Problem to work on » Identify the lines that contain the string "Patra", then copy each of them.

Figure contents as structured data »
>>>>

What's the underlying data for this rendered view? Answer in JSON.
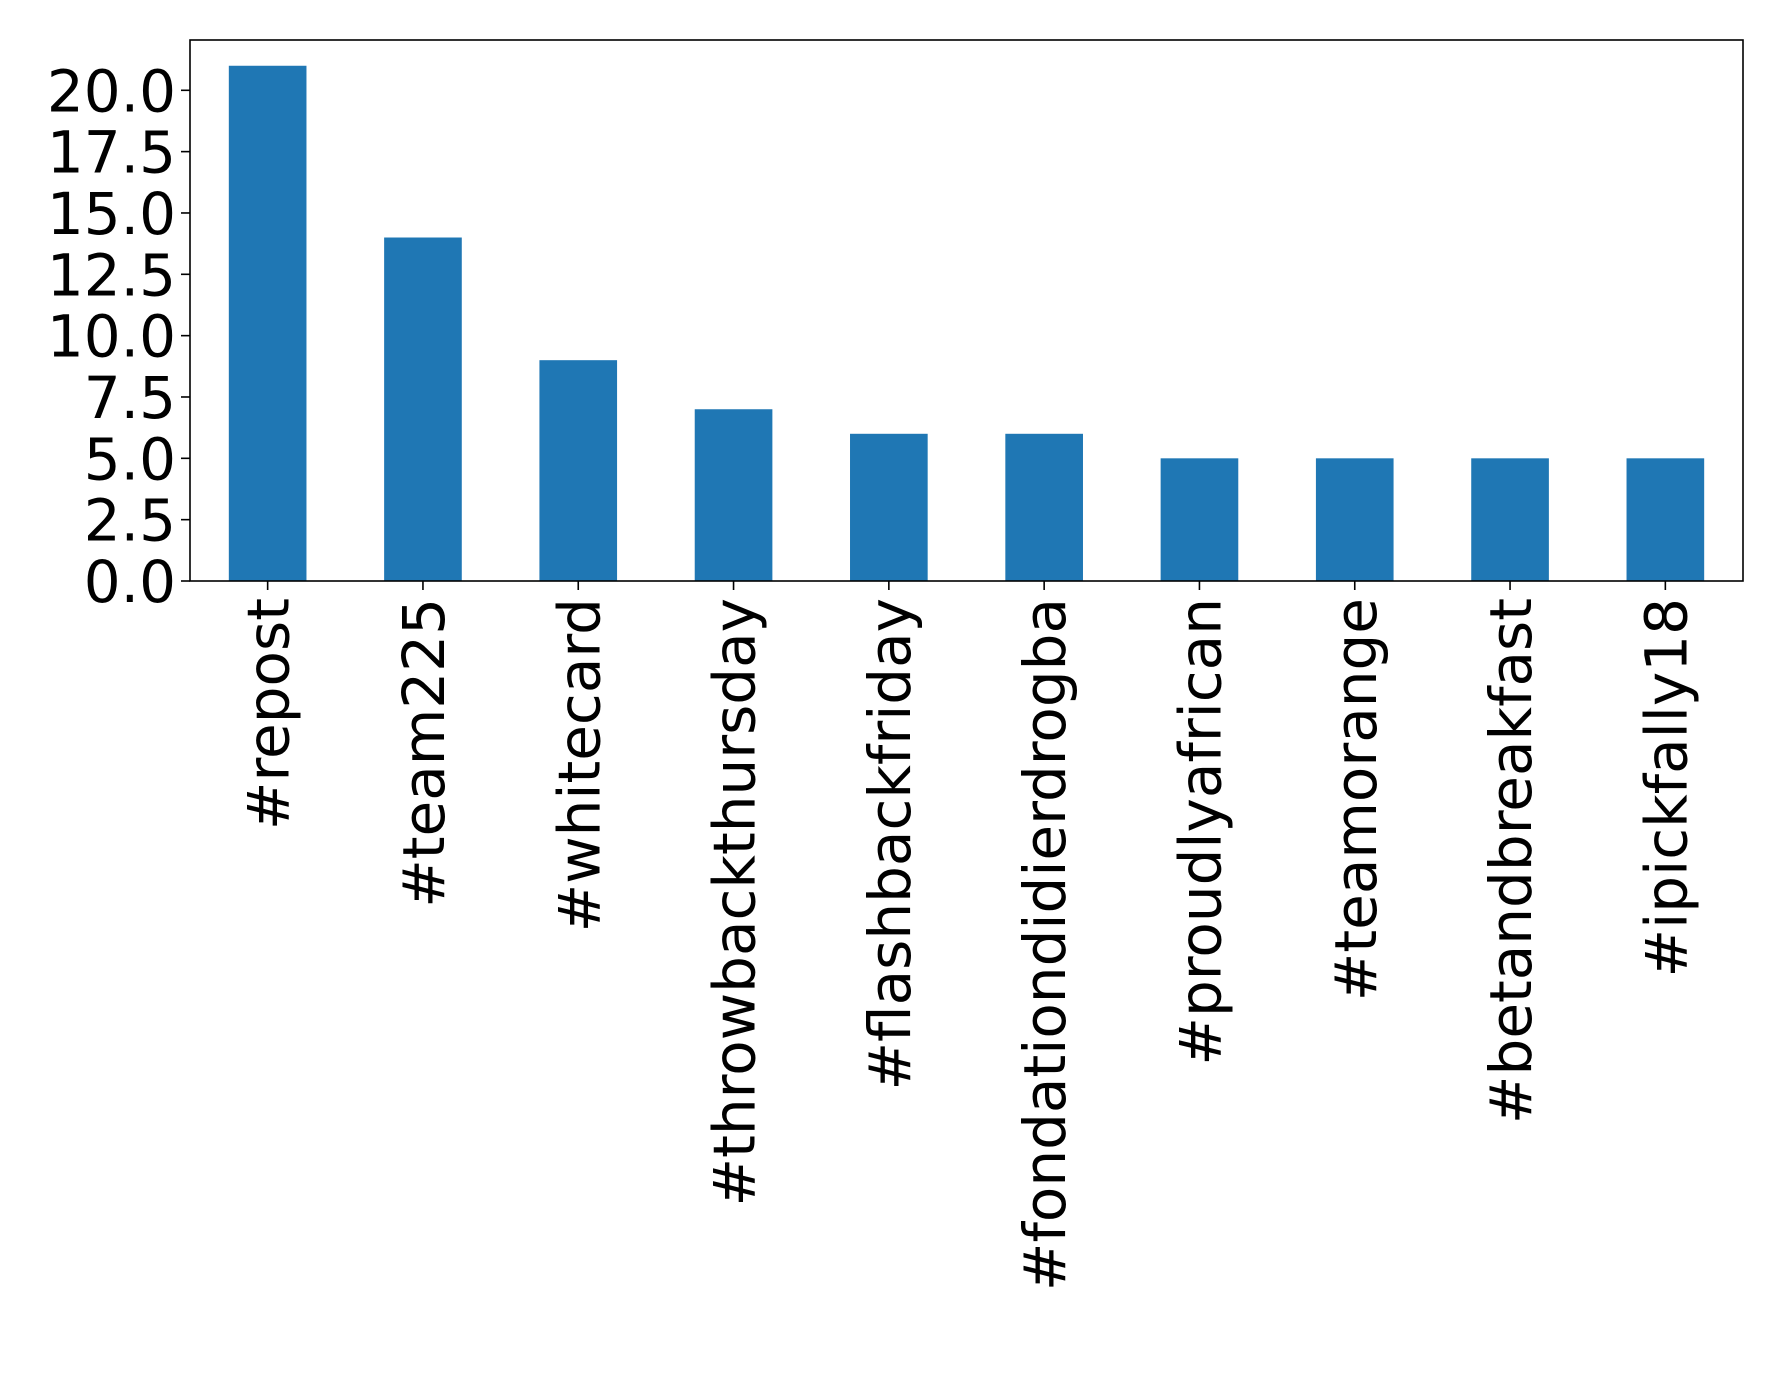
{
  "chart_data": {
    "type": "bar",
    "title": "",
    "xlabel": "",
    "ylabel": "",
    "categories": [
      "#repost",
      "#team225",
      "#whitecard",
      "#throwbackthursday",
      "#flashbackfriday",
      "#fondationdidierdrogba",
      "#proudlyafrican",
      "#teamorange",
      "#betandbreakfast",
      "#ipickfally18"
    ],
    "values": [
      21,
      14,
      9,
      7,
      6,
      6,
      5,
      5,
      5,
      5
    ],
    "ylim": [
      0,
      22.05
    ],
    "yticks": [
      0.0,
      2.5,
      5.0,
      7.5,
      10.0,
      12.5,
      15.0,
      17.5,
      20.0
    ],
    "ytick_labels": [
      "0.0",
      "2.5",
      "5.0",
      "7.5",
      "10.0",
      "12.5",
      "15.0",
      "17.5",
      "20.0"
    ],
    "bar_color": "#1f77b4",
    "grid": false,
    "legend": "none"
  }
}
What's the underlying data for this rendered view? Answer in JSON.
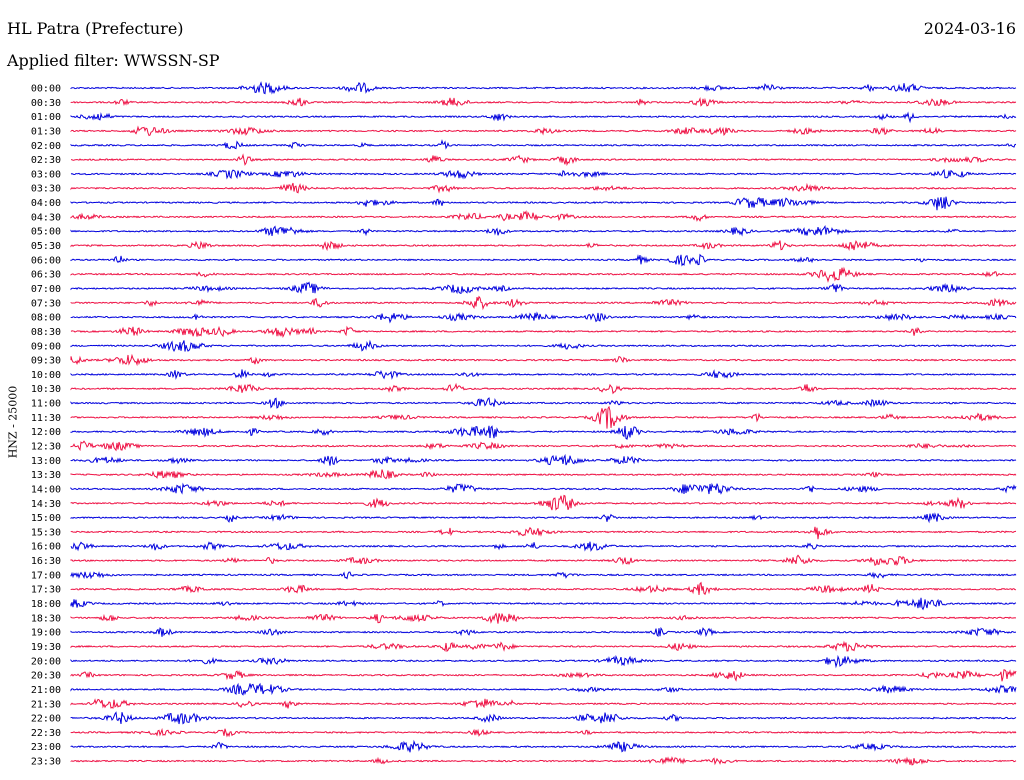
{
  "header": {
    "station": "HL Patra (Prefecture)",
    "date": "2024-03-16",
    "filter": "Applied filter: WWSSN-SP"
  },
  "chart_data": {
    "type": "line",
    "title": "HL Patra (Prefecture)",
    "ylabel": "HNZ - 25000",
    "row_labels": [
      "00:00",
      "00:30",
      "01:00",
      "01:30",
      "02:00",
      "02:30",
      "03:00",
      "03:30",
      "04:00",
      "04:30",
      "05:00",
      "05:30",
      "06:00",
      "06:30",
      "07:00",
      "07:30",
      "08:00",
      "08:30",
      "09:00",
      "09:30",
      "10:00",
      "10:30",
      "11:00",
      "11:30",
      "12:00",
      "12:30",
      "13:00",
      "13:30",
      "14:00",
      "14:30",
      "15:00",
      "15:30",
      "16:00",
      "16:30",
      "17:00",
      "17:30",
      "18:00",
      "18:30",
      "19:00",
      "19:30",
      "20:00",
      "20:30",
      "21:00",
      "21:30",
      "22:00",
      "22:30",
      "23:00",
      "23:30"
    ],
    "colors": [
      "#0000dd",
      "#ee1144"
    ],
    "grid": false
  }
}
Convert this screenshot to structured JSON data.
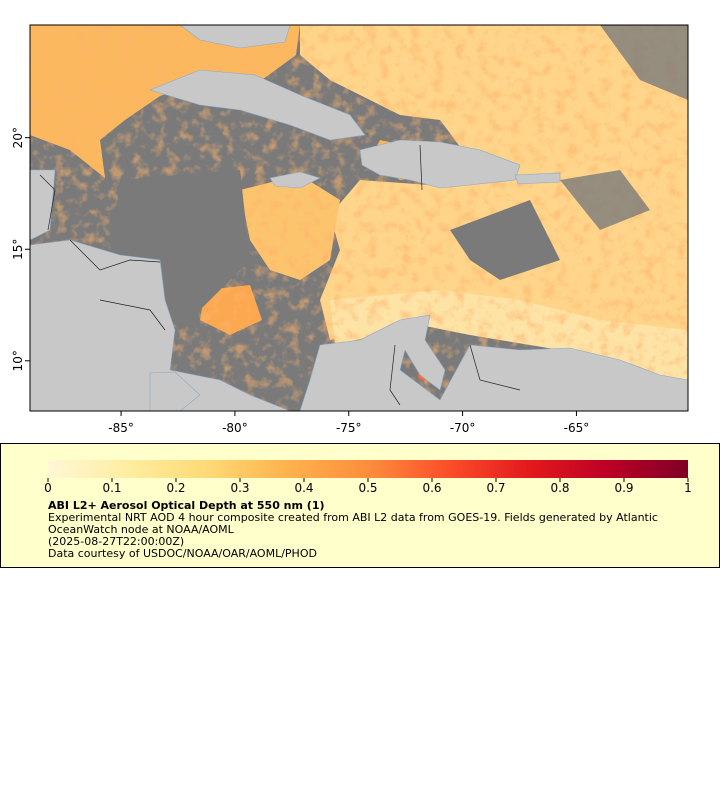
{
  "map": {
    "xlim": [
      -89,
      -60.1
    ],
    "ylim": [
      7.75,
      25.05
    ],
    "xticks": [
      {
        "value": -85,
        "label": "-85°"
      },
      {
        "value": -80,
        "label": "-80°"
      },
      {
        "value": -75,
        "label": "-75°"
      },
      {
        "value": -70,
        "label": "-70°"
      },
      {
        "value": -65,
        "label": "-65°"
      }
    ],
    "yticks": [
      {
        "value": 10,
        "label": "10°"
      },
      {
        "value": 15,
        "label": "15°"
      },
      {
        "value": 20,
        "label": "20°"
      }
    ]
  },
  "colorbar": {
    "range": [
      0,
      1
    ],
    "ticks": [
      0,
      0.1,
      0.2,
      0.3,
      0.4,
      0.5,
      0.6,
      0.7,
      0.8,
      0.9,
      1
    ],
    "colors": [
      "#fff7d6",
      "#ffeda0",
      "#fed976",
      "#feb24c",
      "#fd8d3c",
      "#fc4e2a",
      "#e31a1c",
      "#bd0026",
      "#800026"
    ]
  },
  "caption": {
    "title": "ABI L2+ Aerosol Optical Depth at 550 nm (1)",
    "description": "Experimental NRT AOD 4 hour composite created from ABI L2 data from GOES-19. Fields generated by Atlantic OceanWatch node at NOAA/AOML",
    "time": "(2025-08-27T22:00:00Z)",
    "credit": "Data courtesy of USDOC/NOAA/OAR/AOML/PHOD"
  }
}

<<<<

Correct answer »
    "station": "HL Patra (Prefecture)",
    "title": "HL Patra (Prefecture)",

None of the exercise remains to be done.